_WHAT NEEDS TO BE DONE_
In the data that follows, count every line holding the string "JSON" and give the count alone.

_EXERCISE INPUTS_
[Start]
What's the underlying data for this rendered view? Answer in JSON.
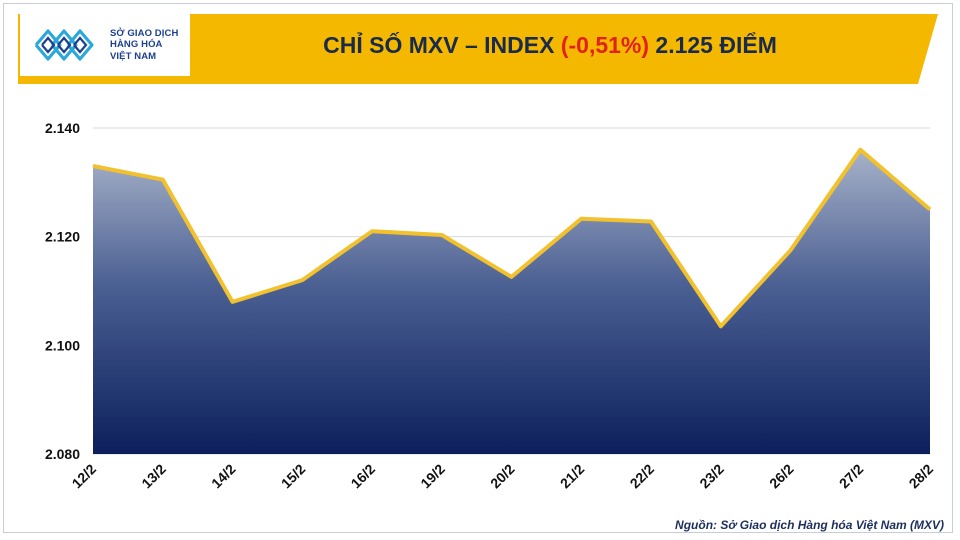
{
  "header": {
    "logo_lines": [
      "SỞ GIAO DỊCH",
      "HÀNG HÓA",
      "VIỆT NAM"
    ],
    "title_prefix": "CHỈ SỐ MXV – INDEX ",
    "title_change": "(-0,51%)",
    "title_suffix": " 2.125 ĐIỂM"
  },
  "footer": {
    "source": "Nguồn: Sở Giao dịch Hàng hóa Việt Nam (MXV)"
  },
  "colors": {
    "banner": "#f5b800",
    "line": "#f2c12e",
    "area_top": "#a7b2c9",
    "area_bottom": "#0c1f5c",
    "negative": "#e3211b"
  },
  "chart_data": {
    "type": "area",
    "categories": [
      "12/2",
      "13/2",
      "14/2",
      "15/2",
      "16/2",
      "19/2",
      "20/2",
      "21/2",
      "22/2",
      "23/2",
      "26/2",
      "27/2",
      "28/2"
    ],
    "values": [
      2133,
      2130.5,
      2108,
      2112,
      2121,
      2120.3,
      2112.6,
      2123.3,
      2122.8,
      2103.5,
      2117.5,
      2136,
      2125
    ],
    "ylim": [
      2080,
      2140
    ],
    "yticks": [
      2080,
      2100,
      2120,
      2140
    ],
    "ytick_labels": [
      "2.080",
      "2.100",
      "2.120",
      "2.140"
    ],
    "grid": true,
    "xlabel": "",
    "ylabel": ""
  }
}
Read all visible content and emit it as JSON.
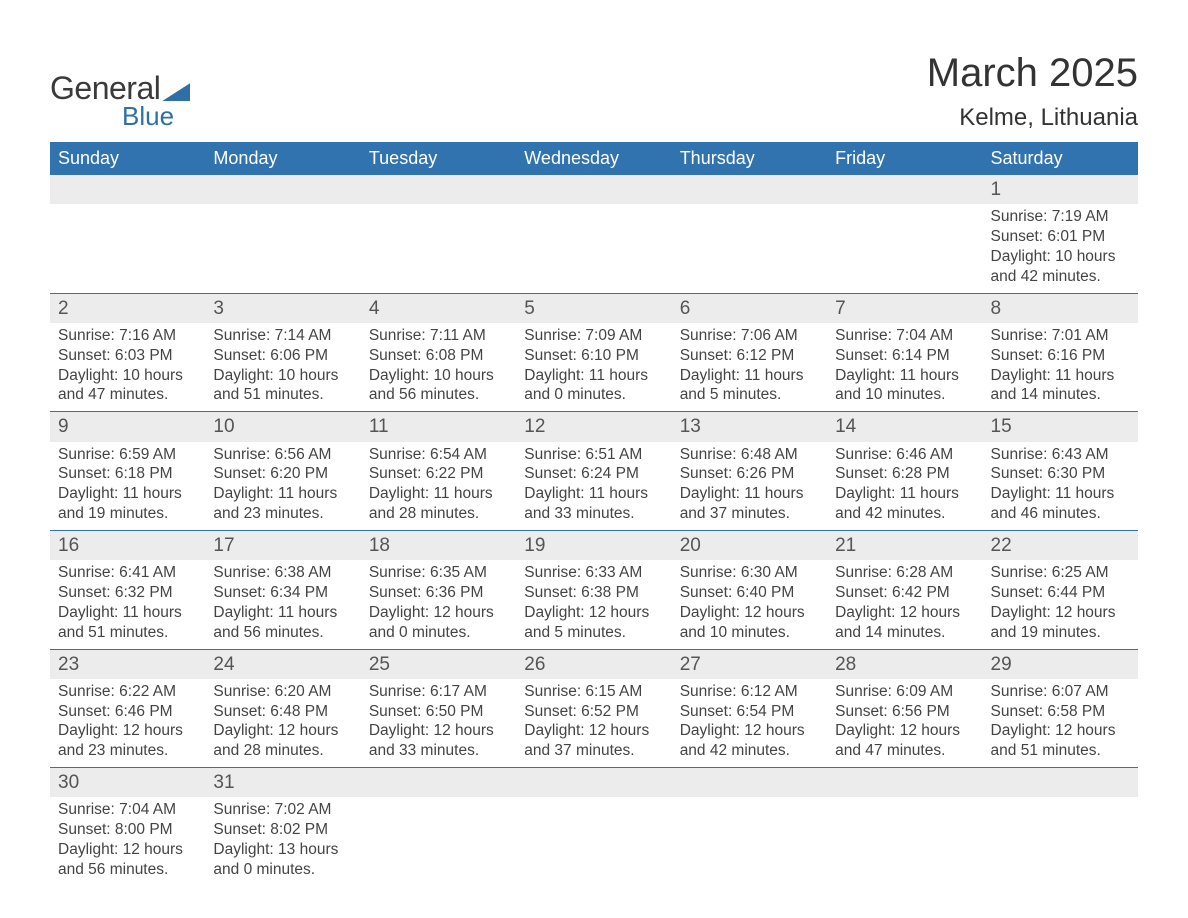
{
  "logo": {
    "text1": "General",
    "text2": "Blue"
  },
  "title": "March 2025",
  "location": "Kelme, Lithuania",
  "columns": [
    "Sunday",
    "Monday",
    "Tuesday",
    "Wednesday",
    "Thursday",
    "Friday",
    "Saturday"
  ],
  "header_bg": "#3173af",
  "header_fg": "#ffffff",
  "daynum_bg": "#ececec",
  "rule_color": "#3173af",
  "weeks": [
    [
      null,
      null,
      null,
      null,
      null,
      null,
      {
        "n": "1",
        "sr": "7:19 AM",
        "ss": "6:01 PM",
        "dh": "10",
        "dm": "42"
      }
    ],
    [
      {
        "n": "2",
        "sr": "7:16 AM",
        "ss": "6:03 PM",
        "dh": "10",
        "dm": "47"
      },
      {
        "n": "3",
        "sr": "7:14 AM",
        "ss": "6:06 PM",
        "dh": "10",
        "dm": "51"
      },
      {
        "n": "4",
        "sr": "7:11 AM",
        "ss": "6:08 PM",
        "dh": "10",
        "dm": "56"
      },
      {
        "n": "5",
        "sr": "7:09 AM",
        "ss": "6:10 PM",
        "dh": "11",
        "dm": "0"
      },
      {
        "n": "6",
        "sr": "7:06 AM",
        "ss": "6:12 PM",
        "dh": "11",
        "dm": "5"
      },
      {
        "n": "7",
        "sr": "7:04 AM",
        "ss": "6:14 PM",
        "dh": "11",
        "dm": "10"
      },
      {
        "n": "8",
        "sr": "7:01 AM",
        "ss": "6:16 PM",
        "dh": "11",
        "dm": "14"
      }
    ],
    [
      {
        "n": "9",
        "sr": "6:59 AM",
        "ss": "6:18 PM",
        "dh": "11",
        "dm": "19"
      },
      {
        "n": "10",
        "sr": "6:56 AM",
        "ss": "6:20 PM",
        "dh": "11",
        "dm": "23"
      },
      {
        "n": "11",
        "sr": "6:54 AM",
        "ss": "6:22 PM",
        "dh": "11",
        "dm": "28"
      },
      {
        "n": "12",
        "sr": "6:51 AM",
        "ss": "6:24 PM",
        "dh": "11",
        "dm": "33"
      },
      {
        "n": "13",
        "sr": "6:48 AM",
        "ss": "6:26 PM",
        "dh": "11",
        "dm": "37"
      },
      {
        "n": "14",
        "sr": "6:46 AM",
        "ss": "6:28 PM",
        "dh": "11",
        "dm": "42"
      },
      {
        "n": "15",
        "sr": "6:43 AM",
        "ss": "6:30 PM",
        "dh": "11",
        "dm": "46"
      }
    ],
    [
      {
        "n": "16",
        "sr": "6:41 AM",
        "ss": "6:32 PM",
        "dh": "11",
        "dm": "51"
      },
      {
        "n": "17",
        "sr": "6:38 AM",
        "ss": "6:34 PM",
        "dh": "11",
        "dm": "56"
      },
      {
        "n": "18",
        "sr": "6:35 AM",
        "ss": "6:36 PM",
        "dh": "12",
        "dm": "0"
      },
      {
        "n": "19",
        "sr": "6:33 AM",
        "ss": "6:38 PM",
        "dh": "12",
        "dm": "5"
      },
      {
        "n": "20",
        "sr": "6:30 AM",
        "ss": "6:40 PM",
        "dh": "12",
        "dm": "10"
      },
      {
        "n": "21",
        "sr": "6:28 AM",
        "ss": "6:42 PM",
        "dh": "12",
        "dm": "14"
      },
      {
        "n": "22",
        "sr": "6:25 AM",
        "ss": "6:44 PM",
        "dh": "12",
        "dm": "19"
      }
    ],
    [
      {
        "n": "23",
        "sr": "6:22 AM",
        "ss": "6:46 PM",
        "dh": "12",
        "dm": "23"
      },
      {
        "n": "24",
        "sr": "6:20 AM",
        "ss": "6:48 PM",
        "dh": "12",
        "dm": "28"
      },
      {
        "n": "25",
        "sr": "6:17 AM",
        "ss": "6:50 PM",
        "dh": "12",
        "dm": "33"
      },
      {
        "n": "26",
        "sr": "6:15 AM",
        "ss": "6:52 PM",
        "dh": "12",
        "dm": "37"
      },
      {
        "n": "27",
        "sr": "6:12 AM",
        "ss": "6:54 PM",
        "dh": "12",
        "dm": "42"
      },
      {
        "n": "28",
        "sr": "6:09 AM",
        "ss": "6:56 PM",
        "dh": "12",
        "dm": "47"
      },
      {
        "n": "29",
        "sr": "6:07 AM",
        "ss": "6:58 PM",
        "dh": "12",
        "dm": "51"
      }
    ],
    [
      {
        "n": "30",
        "sr": "7:04 AM",
        "ss": "8:00 PM",
        "dh": "12",
        "dm": "56"
      },
      {
        "n": "31",
        "sr": "7:02 AM",
        "ss": "8:02 PM",
        "dh": "13",
        "dm": "0"
      },
      null,
      null,
      null,
      null,
      null
    ]
  ],
  "labels": {
    "sunrise": "Sunrise:",
    "sunset": "Sunset:",
    "daylight": "Daylight:",
    "hours": "hours",
    "and": "and",
    "minutes": "minutes."
  }
}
[End]
_FINISHED EXERCISE_
2